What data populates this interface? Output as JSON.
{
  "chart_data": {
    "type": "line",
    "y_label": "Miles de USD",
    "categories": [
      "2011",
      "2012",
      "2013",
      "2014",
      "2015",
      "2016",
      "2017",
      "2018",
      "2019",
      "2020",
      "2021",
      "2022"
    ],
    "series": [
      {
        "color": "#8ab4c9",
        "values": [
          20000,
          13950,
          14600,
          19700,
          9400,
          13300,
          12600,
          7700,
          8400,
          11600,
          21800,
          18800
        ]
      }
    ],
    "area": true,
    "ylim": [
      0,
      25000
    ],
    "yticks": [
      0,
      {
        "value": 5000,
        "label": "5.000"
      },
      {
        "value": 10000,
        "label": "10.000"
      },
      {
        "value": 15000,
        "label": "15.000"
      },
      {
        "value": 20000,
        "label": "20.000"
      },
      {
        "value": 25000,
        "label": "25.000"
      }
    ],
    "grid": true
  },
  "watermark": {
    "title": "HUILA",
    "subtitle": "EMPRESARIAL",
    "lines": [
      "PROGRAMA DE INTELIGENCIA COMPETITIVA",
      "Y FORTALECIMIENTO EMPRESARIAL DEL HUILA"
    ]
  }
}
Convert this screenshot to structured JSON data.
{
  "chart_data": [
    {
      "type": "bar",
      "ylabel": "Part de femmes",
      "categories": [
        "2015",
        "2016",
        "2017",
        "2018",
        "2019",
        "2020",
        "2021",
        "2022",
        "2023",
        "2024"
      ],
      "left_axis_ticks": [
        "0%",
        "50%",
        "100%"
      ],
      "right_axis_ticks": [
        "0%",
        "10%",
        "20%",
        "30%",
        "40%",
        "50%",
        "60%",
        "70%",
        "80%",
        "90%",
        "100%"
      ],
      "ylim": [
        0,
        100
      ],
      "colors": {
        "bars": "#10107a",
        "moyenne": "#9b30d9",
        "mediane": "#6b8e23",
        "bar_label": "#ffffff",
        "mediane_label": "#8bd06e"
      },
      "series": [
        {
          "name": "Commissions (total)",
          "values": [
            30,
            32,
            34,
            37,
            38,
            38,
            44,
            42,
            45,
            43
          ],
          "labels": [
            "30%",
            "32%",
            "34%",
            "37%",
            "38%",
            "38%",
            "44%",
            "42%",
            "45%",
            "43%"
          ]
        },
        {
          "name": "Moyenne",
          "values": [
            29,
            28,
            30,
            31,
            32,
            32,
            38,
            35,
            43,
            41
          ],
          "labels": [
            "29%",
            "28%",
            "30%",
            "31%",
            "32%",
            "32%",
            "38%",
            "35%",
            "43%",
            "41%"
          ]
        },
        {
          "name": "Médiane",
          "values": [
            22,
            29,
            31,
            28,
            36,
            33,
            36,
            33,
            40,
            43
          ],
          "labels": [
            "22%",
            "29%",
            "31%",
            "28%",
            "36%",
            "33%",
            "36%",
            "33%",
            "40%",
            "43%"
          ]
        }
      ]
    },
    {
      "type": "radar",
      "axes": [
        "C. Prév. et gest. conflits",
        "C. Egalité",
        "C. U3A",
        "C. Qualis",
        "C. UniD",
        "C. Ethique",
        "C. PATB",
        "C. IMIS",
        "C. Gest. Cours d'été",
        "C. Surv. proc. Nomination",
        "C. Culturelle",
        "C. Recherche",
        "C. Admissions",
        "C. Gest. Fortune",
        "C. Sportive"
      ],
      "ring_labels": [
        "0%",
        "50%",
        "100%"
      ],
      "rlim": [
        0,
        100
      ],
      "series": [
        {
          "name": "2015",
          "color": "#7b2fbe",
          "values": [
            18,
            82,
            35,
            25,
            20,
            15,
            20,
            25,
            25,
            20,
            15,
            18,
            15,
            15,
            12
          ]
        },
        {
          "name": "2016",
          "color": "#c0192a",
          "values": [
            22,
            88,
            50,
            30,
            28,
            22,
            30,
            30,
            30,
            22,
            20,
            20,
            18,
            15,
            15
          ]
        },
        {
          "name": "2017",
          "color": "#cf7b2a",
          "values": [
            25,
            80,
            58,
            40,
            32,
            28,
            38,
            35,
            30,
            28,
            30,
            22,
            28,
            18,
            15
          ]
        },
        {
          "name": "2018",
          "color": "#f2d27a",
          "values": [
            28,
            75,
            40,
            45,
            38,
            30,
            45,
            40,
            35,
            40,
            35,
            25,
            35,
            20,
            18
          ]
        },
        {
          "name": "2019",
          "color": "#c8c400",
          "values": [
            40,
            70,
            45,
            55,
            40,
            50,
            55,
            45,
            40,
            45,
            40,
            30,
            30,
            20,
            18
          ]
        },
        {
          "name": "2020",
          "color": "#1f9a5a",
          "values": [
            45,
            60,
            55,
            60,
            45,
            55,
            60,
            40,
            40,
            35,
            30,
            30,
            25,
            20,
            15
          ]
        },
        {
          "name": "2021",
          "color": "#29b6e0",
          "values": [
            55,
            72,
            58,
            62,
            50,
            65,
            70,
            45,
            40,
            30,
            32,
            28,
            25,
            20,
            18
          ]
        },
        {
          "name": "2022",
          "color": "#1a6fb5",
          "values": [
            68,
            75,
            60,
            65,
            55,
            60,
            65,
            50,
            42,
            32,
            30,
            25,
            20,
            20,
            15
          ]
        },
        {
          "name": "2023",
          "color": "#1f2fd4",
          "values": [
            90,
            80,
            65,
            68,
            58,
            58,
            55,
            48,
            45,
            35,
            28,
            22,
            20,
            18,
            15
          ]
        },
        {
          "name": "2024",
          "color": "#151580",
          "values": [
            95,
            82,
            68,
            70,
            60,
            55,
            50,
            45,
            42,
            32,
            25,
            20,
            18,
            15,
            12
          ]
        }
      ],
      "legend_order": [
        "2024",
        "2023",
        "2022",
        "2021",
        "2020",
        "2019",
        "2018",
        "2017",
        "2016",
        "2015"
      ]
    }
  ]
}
_ _ _ _
**THE PROBLEM**
Your task is to output all of the data above word for word.

**SOLUTION**
What data populates this interface? Output as JSON.
{
  "chart_data": {
    "type": "line",
    "y_label": "Miles de USD",
    "categories": [
      "2011",
      "2012",
      "2013",
      "2014",
      "2015",
      "2016",
      "2017",
      "2018",
      "2019",
      "2020",
      "2021",
      "2022"
    ],
    "series": [
      {
        "color": "#8ab4c9",
        "values": [
          20000,
          13950,
          14600,
          19700,
          9400,
          13300,
          12600,
          7700,
          8400,
          11600,
          21800,
          18800
        ]
      }
    ],
    "area": true,
    "ylim": [
      0,
      25000
    ],
    "yticks": [
      0,
      {
        "value": 5000,
        "label": "5.000"
      },
      {
        "value": 10000,
        "label": "10.000"
      },
      {
        "value": 15000,
        "label": "15.000"
      },
      {
        "value": 20000,
        "label": "20.000"
      },
      {
        "value": 25000,
        "label": "25.000"
      }
    ],
    "grid": true
  },
  "watermark": {
    "title": "HUILA",
    "subtitle": "EMPRESARIAL",
    "lines": [
      "PROGRAMA DE INTELIGENCIA COMPETITIVA",
      "Y FORTALECIMIENTO EMPRESARIAL DEL HUILA"
    ]
  }
}
Convert this screenshot to structured JSON data.
{
  "chart_data": [
    {
      "type": "bar",
      "ylabel": "Part de femmes",
      "categories": [
        "2015",
        "2016",
        "2017",
        "2018",
        "2019",
        "2020",
        "2021",
        "2022",
        "2023",
        "2024"
      ],
      "left_axis_ticks": [
        "0%",
        "50%",
        "100%"
      ],
      "right_axis_ticks": [
        "0%",
        "10%",
        "20%",
        "30%",
        "40%",
        "50%",
        "60%",
        "70%",
        "80%",
        "90%",
        "100%"
      ],
      "ylim": [
        0,
        100
      ],
      "colors": {
        "bars": "#10107a",
        "moyenne": "#9b30d9",
        "mediane": "#6b8e23",
        "bar_label": "#ffffff",
        "mediane_label": "#8bd06e"
      },
      "series": [
        {
          "name": "Commissions (total)",
          "values": [
            30,
            32,
            34,
            37,
            38,
            38,
            44,
            42,
            45,
            43
          ],
          "labels": [
            "30%",
            "32%",
            "34%",
            "37%",
            "38%",
            "38%",
            "44%",
            "42%",
            "45%",
            "43%"
          ]
        },
        {
          "name": "Moyenne",
          "values": [
            29,
            28,
            30,
            31,
            32,
            32,
            38,
            35,
            43,
            41
          ],
          "labels": [
            "29%",
            "28%",
            "30%",
            "31%",
            "32%",
            "32%",
            "38%",
            "35%",
            "43%",
            "41%"
          ]
        },
        {
          "name": "Médiane",
          "values": [
            22,
            29,
            31,
            28,
            36,
            33,
            36,
            33,
            40,
            43
          ],
          "labels": [
            "22%",
            "29%",
            "31%",
            "28%",
            "36%",
            "33%",
            "36%",
            "33%",
            "40%",
            "43%"
          ]
        }
      ]
    },
    {
      "type": "radar",
      "axes": [
        "C. Prév. et gest. conflits",
        "C. Egalité",
        "C. U3A",
        "C. Qualis",
        "C. UniD",
        "C. Ethique",
        "C. PATB",
        "C. IMIS",
        "C. Gest. Cours d'été",
        "C. Surv. proc. Nomination",
        "C. Culturelle",
        "C. Recherche",
        "C. Admissions",
        "C. Gest. Fortune",
        "C. Sportive"
      ],
      "ring_labels": [
        "0%",
        "50%",
        "100%"
      ],
      "rlim": [
        0,
        100
      ],
      "series": [
        {
          "name": "2015",
          "color": "#7b2fbe",
          "values": [
            18,
            82,
            35,
            25,
            20,
            15,
            20,
            25,
            25,
            20,
            15,
            18,
            15,
            15,
            12
          ]
        },
        {
          "name": "2016",
          "color": "#c0192a",
          "values": [
            22,
            88,
            50,
            30,
            28,
            22,
            30,
            30,
            30,
            22,
            20,
            20,
            18,
            15,
            15
          ]
        },
        {
          "name": "2017",
          "color": "#cf7b2a",
          "values": [
            25,
            80,
            58,
            40,
            32,
            28,
            38,
            35,
            30,
            28,
            30,
            22,
            28,
            18,
            15
          ]
        },
        {
          "name": "2018",
          "color": "#f2d27a",
          "values": [
            28,
            75,
            40,
            45,
            38,
            30,
            45,
            40,
            35,
            40,
            35,
            25,
            35,
            20,
            18
          ]
        },
        {
          "name": "2019",
          "color": "#c8c400",
          "values": [
            40,
            70,
            45,
            55,
            40,
            50,
            55,
            45,
            40,
            45,
            40,
            30,
            30,
            20,
            18
          ]
        },
        {
          "name": "2020",
          "color": "#1f9a5a",
          "values": [
            45,
            60,
            55,
            60,
            45,
            55,
            60,
            40,
            40,
            35,
            30,
            30,
            25,
            20,
            15
          ]
        },
        {
          "name": "2021",
          "color": "#29b6e0",
          "values": [
            55,
            72,
            58,
            62,
            50,
            65,
            70,
            45,
            40,
            30,
            32,
            28,
            25,
            20,
            18
          ]
        },
        {
          "name": "2022",
          "color": "#1a6fb5",
          "values": [
            68,
            75,
            60,
            65,
            55,
            60,
            65,
            50,
            42,
            32,
            30,
            25,
            20,
            20,
            15
          ]
        },
        {
          "name": "2023",
          "color": "#1f2fd4",
          "values": [
            90,
            80,
            65,
            68,
            58,
            58,
            55,
            48,
            45,
            35,
            28,
            22,
            20,
            18,
            15
          ]
        },
        {
          "name": "2024",
          "color": "#151580",
          "values": [
            95,
            82,
            68,
            70,
            60,
            55,
            50,
            45,
            42,
            32,
            25,
            20,
            18,
            15,
            12
          ]
        }
      ],
      "legend_order": [
        "2024",
        "2023",
        "2022",
        "2021",
        "2020",
        "2019",
        "2018",
        "2017",
        "2016",
        "2015"
      ]
    }
  ]
}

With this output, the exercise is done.